#### [WHAT IS REQUIRED]
Return each line of the listing that contains the string "heading".
_ _ _
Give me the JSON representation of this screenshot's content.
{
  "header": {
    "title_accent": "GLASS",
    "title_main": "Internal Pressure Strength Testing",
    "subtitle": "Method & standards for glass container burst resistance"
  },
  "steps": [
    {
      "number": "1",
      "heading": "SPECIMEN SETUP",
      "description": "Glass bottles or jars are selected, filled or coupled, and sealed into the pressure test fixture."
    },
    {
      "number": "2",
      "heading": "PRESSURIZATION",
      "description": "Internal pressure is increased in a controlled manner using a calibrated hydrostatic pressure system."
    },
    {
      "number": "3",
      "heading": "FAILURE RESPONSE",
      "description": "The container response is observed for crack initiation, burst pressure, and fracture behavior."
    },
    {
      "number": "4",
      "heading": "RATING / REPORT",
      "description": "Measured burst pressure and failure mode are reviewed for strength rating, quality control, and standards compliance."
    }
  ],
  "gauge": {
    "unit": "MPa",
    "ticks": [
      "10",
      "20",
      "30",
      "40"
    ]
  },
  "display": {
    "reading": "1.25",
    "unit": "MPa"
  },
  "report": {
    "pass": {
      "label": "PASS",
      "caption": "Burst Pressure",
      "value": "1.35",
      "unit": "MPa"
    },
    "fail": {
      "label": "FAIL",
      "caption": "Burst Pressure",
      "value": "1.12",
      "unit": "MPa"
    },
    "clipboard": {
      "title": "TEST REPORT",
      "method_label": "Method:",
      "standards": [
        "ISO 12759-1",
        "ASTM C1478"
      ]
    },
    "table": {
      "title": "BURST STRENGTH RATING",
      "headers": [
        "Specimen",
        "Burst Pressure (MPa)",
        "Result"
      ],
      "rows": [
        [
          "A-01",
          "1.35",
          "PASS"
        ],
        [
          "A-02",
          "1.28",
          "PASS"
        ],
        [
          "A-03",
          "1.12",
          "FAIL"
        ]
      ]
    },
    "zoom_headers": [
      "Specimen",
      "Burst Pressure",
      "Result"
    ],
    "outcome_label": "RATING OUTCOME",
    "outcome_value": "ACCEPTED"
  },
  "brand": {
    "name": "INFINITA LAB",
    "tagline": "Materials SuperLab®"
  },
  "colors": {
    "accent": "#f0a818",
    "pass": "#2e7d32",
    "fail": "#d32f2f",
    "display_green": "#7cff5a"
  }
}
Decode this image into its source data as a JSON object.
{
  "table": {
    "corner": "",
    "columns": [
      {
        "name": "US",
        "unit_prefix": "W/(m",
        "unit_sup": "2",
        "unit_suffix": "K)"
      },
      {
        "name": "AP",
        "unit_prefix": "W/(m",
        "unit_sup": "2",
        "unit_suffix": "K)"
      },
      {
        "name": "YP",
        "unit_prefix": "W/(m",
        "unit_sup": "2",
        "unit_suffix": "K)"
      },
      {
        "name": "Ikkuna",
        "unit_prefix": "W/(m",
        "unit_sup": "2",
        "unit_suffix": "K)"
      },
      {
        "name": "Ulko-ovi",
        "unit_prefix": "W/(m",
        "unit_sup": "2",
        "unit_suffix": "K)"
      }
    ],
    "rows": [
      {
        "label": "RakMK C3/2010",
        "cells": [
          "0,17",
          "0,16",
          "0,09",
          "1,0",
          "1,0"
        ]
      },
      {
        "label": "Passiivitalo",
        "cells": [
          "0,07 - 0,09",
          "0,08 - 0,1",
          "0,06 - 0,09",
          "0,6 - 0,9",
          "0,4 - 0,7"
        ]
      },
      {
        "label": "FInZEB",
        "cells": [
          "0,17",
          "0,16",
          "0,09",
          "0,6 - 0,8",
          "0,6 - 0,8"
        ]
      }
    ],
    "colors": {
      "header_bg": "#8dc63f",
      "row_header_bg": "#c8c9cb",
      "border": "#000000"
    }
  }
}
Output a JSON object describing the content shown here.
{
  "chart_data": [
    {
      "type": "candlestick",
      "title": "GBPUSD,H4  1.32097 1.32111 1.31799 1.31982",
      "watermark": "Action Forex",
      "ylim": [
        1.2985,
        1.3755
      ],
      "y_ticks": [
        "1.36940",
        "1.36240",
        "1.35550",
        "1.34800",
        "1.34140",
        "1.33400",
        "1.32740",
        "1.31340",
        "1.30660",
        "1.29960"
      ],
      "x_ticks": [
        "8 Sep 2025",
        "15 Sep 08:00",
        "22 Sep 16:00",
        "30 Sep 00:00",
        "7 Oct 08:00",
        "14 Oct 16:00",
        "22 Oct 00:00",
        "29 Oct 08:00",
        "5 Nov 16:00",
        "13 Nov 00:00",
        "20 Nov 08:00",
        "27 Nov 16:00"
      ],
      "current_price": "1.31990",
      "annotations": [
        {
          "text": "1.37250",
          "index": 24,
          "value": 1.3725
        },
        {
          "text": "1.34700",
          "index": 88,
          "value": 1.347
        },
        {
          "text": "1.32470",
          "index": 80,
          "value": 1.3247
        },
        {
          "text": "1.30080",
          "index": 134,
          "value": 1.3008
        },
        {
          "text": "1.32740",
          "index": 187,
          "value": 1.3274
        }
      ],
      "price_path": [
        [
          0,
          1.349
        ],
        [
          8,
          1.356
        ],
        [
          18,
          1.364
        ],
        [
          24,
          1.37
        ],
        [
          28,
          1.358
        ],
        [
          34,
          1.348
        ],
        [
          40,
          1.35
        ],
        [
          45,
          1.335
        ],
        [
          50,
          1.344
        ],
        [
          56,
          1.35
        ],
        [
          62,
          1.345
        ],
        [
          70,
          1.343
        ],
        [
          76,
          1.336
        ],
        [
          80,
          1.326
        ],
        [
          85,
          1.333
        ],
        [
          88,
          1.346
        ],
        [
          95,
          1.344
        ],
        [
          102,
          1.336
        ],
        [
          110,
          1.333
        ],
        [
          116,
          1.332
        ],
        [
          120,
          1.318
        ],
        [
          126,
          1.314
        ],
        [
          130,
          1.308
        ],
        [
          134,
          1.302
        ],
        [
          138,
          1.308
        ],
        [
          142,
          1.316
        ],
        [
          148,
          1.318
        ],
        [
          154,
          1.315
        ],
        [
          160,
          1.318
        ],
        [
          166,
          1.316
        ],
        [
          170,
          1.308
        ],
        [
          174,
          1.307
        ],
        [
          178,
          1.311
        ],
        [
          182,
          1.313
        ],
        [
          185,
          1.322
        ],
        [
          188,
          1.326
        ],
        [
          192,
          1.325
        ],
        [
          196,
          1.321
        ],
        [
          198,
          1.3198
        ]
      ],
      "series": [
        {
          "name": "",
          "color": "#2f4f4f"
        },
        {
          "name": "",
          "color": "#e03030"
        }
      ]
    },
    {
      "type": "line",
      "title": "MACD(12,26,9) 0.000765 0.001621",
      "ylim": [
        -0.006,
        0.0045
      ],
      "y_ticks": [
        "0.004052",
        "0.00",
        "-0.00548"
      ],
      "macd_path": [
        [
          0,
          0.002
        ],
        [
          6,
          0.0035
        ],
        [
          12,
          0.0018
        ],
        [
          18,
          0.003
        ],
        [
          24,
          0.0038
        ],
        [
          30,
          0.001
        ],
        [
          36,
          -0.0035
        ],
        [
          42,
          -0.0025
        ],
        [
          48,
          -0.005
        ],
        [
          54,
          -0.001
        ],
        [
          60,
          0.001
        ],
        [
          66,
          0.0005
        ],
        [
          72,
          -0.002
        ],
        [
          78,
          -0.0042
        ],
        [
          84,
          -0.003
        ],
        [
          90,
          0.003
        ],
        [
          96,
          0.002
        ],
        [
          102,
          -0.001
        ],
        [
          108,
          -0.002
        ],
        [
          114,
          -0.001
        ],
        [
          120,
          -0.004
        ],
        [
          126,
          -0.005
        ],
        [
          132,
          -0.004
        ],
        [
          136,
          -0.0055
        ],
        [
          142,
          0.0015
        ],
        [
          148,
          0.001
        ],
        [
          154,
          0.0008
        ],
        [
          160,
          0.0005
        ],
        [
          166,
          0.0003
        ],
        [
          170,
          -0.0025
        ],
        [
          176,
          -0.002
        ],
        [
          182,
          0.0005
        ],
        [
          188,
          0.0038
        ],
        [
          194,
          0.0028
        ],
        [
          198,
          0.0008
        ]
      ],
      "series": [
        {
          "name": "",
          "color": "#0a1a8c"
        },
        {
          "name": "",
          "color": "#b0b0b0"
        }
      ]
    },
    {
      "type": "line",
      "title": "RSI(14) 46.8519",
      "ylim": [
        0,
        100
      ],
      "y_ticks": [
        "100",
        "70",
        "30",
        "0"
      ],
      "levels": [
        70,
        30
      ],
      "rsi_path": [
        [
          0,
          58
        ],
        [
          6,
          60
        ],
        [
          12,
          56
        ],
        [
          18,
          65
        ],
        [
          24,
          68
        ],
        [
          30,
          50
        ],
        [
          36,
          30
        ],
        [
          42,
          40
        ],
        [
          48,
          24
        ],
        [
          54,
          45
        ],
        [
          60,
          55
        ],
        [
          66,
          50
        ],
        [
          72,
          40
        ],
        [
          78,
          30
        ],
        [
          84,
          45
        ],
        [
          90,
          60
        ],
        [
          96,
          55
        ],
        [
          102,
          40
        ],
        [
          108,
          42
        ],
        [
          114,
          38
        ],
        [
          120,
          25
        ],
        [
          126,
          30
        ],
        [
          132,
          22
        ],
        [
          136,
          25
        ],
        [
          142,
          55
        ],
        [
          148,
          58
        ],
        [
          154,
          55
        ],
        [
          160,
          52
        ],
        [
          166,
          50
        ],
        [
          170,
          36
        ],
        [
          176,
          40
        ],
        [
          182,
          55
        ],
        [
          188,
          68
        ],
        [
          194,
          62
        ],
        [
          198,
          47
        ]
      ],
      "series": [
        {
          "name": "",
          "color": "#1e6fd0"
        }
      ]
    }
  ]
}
_ _ _
#### [ANSWER TO THE PROBLEM]
      "heading": "SPECIMEN SETUP",
      "heading": "PRESSURIZATION",
      "heading": "FAILURE RESPONSE",
      "heading": "RATING / REPORT",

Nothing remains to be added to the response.